Material for the task:
◇ ◇ ◇ ◇

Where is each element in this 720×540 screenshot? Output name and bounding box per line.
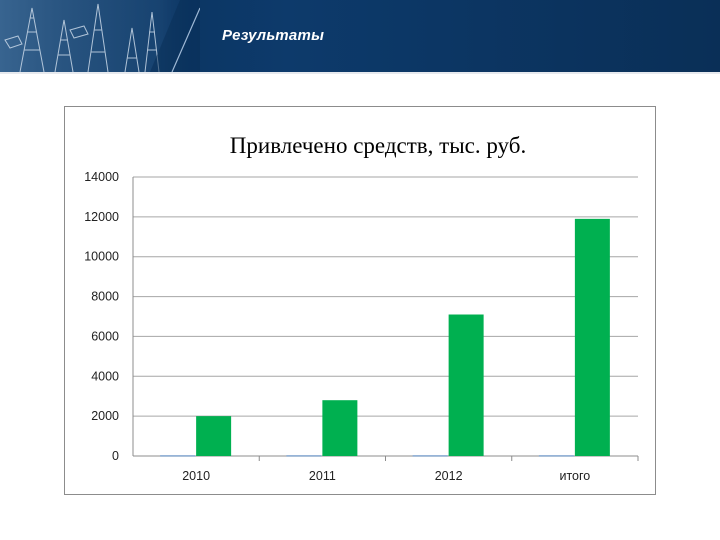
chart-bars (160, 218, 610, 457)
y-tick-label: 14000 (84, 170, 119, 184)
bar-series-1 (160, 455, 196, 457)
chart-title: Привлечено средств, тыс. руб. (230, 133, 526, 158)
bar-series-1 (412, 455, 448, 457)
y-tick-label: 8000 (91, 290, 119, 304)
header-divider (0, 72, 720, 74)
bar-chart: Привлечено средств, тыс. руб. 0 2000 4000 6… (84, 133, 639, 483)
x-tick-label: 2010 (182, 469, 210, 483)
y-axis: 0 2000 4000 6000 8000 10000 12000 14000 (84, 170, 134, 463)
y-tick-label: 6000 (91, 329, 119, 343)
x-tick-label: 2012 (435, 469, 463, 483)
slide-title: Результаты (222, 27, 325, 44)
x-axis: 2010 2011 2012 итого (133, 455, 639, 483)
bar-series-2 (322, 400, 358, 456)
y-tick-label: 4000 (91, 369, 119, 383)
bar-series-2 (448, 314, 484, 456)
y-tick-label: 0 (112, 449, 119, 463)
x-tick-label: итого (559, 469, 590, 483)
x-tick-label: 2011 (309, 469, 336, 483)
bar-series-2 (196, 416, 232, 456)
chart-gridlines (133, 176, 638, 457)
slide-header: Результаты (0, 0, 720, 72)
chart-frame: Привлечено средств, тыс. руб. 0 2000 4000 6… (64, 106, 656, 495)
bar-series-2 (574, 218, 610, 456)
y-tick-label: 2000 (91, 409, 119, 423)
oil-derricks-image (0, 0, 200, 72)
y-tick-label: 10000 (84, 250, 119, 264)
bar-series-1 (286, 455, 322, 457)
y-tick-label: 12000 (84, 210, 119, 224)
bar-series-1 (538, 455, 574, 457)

◇ ◇ ◇ ◇

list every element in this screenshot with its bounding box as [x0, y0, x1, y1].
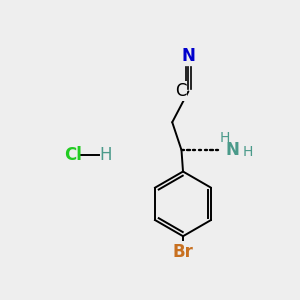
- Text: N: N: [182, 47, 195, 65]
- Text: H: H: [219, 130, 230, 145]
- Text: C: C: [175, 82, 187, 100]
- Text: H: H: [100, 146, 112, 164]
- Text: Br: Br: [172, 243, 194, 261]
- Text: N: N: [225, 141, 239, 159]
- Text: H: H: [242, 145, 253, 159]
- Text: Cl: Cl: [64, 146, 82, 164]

◇ ◇ ◇ ◇

To do:
Can you copy out the entries word for word, starting at the line that contains "Where is each" and ending at the line that contains "y-tick-label: 8000 (91, 290, 119, 304)", with both of those lines included and any pictures left out?

Result of this task:
Where is each element in this 720×540 screenshot? Output name and bounding box per line.
chart-bars (160, 218, 610, 457)
y-tick-label: 14000 (84, 170, 119, 184)
bar-series-1 (160, 455, 196, 457)
chart-title: Привлечено средств, тыс. руб. (230, 133, 526, 158)
bar-series-1 (412, 455, 448, 457)
y-tick-label: 8000 (91, 290, 119, 304)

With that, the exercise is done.